PROBLEM REQUIREMENTS =
The records below should be written out again, exactly.

SUPPLIED DATA =
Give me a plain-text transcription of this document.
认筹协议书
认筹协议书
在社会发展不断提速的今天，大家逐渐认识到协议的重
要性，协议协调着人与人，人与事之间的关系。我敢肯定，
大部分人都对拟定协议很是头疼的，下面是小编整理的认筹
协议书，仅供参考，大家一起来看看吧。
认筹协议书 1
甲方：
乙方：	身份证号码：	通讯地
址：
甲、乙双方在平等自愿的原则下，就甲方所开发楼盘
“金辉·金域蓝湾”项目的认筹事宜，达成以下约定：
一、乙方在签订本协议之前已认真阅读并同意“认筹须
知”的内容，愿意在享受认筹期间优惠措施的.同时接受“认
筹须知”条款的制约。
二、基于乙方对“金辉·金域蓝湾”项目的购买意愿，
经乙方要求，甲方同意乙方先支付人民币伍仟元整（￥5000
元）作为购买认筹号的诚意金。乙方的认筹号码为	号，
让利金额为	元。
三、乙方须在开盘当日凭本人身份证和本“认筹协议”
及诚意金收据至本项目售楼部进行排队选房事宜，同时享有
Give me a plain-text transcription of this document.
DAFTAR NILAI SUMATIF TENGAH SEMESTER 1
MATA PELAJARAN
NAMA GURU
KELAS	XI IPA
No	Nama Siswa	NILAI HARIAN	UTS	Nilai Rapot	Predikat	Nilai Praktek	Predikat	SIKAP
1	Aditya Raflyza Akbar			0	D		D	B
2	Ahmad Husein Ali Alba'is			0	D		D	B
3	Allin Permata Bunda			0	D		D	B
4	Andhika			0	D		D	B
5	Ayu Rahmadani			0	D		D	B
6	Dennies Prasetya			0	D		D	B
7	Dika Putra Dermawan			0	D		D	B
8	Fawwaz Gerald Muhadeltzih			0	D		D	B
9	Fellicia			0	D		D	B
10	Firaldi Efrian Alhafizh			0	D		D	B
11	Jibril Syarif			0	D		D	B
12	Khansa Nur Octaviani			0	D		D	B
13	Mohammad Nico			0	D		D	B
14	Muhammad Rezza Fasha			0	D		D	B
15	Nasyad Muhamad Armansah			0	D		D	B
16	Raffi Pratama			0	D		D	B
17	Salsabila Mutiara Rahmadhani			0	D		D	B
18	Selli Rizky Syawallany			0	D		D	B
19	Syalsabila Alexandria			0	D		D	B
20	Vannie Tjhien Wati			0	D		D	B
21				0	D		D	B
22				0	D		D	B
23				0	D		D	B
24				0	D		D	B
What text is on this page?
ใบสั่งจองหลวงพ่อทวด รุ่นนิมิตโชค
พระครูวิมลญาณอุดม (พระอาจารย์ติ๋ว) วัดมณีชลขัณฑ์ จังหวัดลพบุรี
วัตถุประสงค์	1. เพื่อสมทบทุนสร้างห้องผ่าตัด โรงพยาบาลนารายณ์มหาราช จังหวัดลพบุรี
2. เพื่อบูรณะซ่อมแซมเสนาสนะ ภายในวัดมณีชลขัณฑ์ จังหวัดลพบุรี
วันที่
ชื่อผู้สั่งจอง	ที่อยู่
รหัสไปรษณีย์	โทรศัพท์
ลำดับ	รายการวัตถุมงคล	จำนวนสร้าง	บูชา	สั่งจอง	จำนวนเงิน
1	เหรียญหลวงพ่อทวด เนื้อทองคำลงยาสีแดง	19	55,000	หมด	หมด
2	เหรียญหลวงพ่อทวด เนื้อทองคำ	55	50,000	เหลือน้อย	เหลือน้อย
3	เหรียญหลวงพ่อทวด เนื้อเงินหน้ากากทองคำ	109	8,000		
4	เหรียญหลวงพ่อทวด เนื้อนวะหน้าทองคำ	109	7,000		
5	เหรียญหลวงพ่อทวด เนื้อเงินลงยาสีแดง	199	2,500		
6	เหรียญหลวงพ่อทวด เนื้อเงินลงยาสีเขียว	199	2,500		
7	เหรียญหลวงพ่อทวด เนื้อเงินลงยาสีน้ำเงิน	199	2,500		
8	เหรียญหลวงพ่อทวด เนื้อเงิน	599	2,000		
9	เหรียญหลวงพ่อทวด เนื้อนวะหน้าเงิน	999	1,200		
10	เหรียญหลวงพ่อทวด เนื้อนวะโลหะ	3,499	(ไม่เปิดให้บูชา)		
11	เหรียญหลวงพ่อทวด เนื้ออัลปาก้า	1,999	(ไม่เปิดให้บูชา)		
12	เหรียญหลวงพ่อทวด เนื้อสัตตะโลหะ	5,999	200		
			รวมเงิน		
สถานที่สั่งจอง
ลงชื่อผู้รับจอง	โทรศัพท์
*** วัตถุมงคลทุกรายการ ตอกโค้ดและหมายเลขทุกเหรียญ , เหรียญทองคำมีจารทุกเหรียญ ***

TASK OUTPUT =
Give me a plain-text transcription of this document.
认筹协议书
认筹协议书
在社会发展不断提速的今天，大家逐渐认识到协议的重
要性，协议协调着人与人，人与事之间的关系。我敢肯定，
大部分人都对拟定协议很是头疼的，下面是小编整理的认筹
协议书，仅供参考，大家一起来看看吧。
认筹协议书 1
甲方：
乙方：	身份证号码：	通讯地
址：
甲、乙双方在平等自愿的原则下，就甲方所开发楼盘
“金辉·金域蓝湾”项目的认筹事宜，达成以下约定：
一、乙方在签订本协议之前已认真阅读并同意“认筹须
知”的内容，愿意在享受认筹期间优惠措施的.同时接受“认
筹须知”条款的制约。
二、基于乙方对“金辉·金域蓝湾”项目的购买意愿，
经乙方要求，甲方同意乙方先支付人民币伍仟元整（￥5000
元）作为购买认筹号的诚意金。乙方的认筹号码为	号，
让利金额为	元。
三、乙方须在开盘当日凭本人身份证和本“认筹协议”
及诚意金收据至本项目售楼部进行排队选房事宜，同时享有
Give me a plain-text transcription of this document.
DAFTAR NILAI SUMATIF TENGAH SEMESTER 1
MATA PELAJARAN
NAMA GURU
KELAS	XI IPA
No	Nama Siswa	NILAI HARIAN	UTS	Nilai Rapot	Predikat	Nilai Praktek	Predikat	SIKAP
1	Aditya Raflyza Akbar			0	D		D	B
2	Ahmad Husein Ali Alba'is			0	D		D	B
3	Allin Permata Bunda			0	D		D	B
4	Andhika			0	D		D	B
5	Ayu Rahmadani			0	D		D	B
6	Dennies Prasetya			0	D		D	B
7	Dika Putra Dermawan			0	D		D	B
8	Fawwaz Gerald Muhadeltzih			0	D		D	B
9	Fellicia			0	D		D	B
10	Firaldi Efrian Alhafizh			0	D		D	B
11	Jibril Syarif			0	D		D	B
12	Khansa Nur Octaviani			0	D		D	B
13	Mohammad Nico			0	D		D	B
14	Muhammad Rezza Fasha			0	D		D	B
15	Nasyad Muhamad Armansah			0	D		D	B
16	Raffi Pratama			0	D		D	B
17	Salsabila Mutiara Rahmadhani			0	D		D	B
18	Selli Rizky Syawallany			0	D		D	B
19	Syalsabila Alexandria			0	D		D	B
20	Vannie Tjhien Wati			0	D		D	B
21				0	D		D	B
22				0	D		D	B
23				0	D		D	B
24				0	D		D	B
What text is on this page?
ใบสั่งจองหลวงพ่อทวด รุ่นนิมิตโชค
พระครูวิมลญาณอุดม (พระอาจารย์ติ๋ว) วัดมณีชลขัณฑ์ จังหวัดลพบุรี
วัตถุประสงค์	1. เพื่อสมทบทุนสร้างห้องผ่าตัด โรงพยาบาลนารายณ์มหาราช จังหวัดลพบุรี
2. เพื่อบูรณะซ่อมแซมเสนาสนะ ภายในวัดมณีชลขัณฑ์ จังหวัดลพบุรี
วันที่
ชื่อผู้สั่งจอง	ที่อยู่
รหัสไปรษณีย์	โทรศัพท์
ลำดับ	รายการวัตถุมงคล	จำนวนสร้าง	บูชา	สั่งจอง	จำนวนเงิน
1	เหรียญหลวงพ่อทวด เนื้อทองคำลงยาสีแดง	19	55,000	หมด	หมด
2	เหรียญหลวงพ่อทวด เนื้อทองคำ	55	50,000	เหลือน้อย	เหลือน้อย
3	เหรียญหลวงพ่อทวด เนื้อเงินหน้ากากทองคำ	109	8,000		
4	เหรียญหลวงพ่อทวด เนื้อนวะหน้าทองคำ	109	7,000		
5	เหรียญหลวงพ่อทวด เนื้อเงินลงยาสีแดง	199	2,500		
6	เหรียญหลวงพ่อทวด เนื้อเงินลงยาสีเขียว	199	2,500		
7	เหรียญหลวงพ่อทวด เนื้อเงินลงยาสีน้ำเงิน	199	2,500		
8	เหรียญหลวงพ่อทวด เนื้อเงิน	599	2,000		
9	เหรียญหลวงพ่อทวด เนื้อนวะหน้าเงิน	999	1,200		
10	เหรียญหลวงพ่อทวด เนื้อนวะโลหะ	3,499	(ไม่เปิดให้บูชา)		
11	เหรียญหลวงพ่อทวด เนื้ออัลปาก้า	1,999	(ไม่เปิดให้บูชา)		
12	เหรียญหลวงพ่อทวด เนื้อสัตตะโลหะ	5,999	200		
			รวมเงิน		
สถานที่สั่งจอง
ลงชื่อผู้รับจอง	โทรศัพท์
*** วัตถุมงคลทุกรายการ ตอกโค้ดและหมายเลขทุกเหรียญ , เหรียญทองคำมีจารทุกเหรียญ ***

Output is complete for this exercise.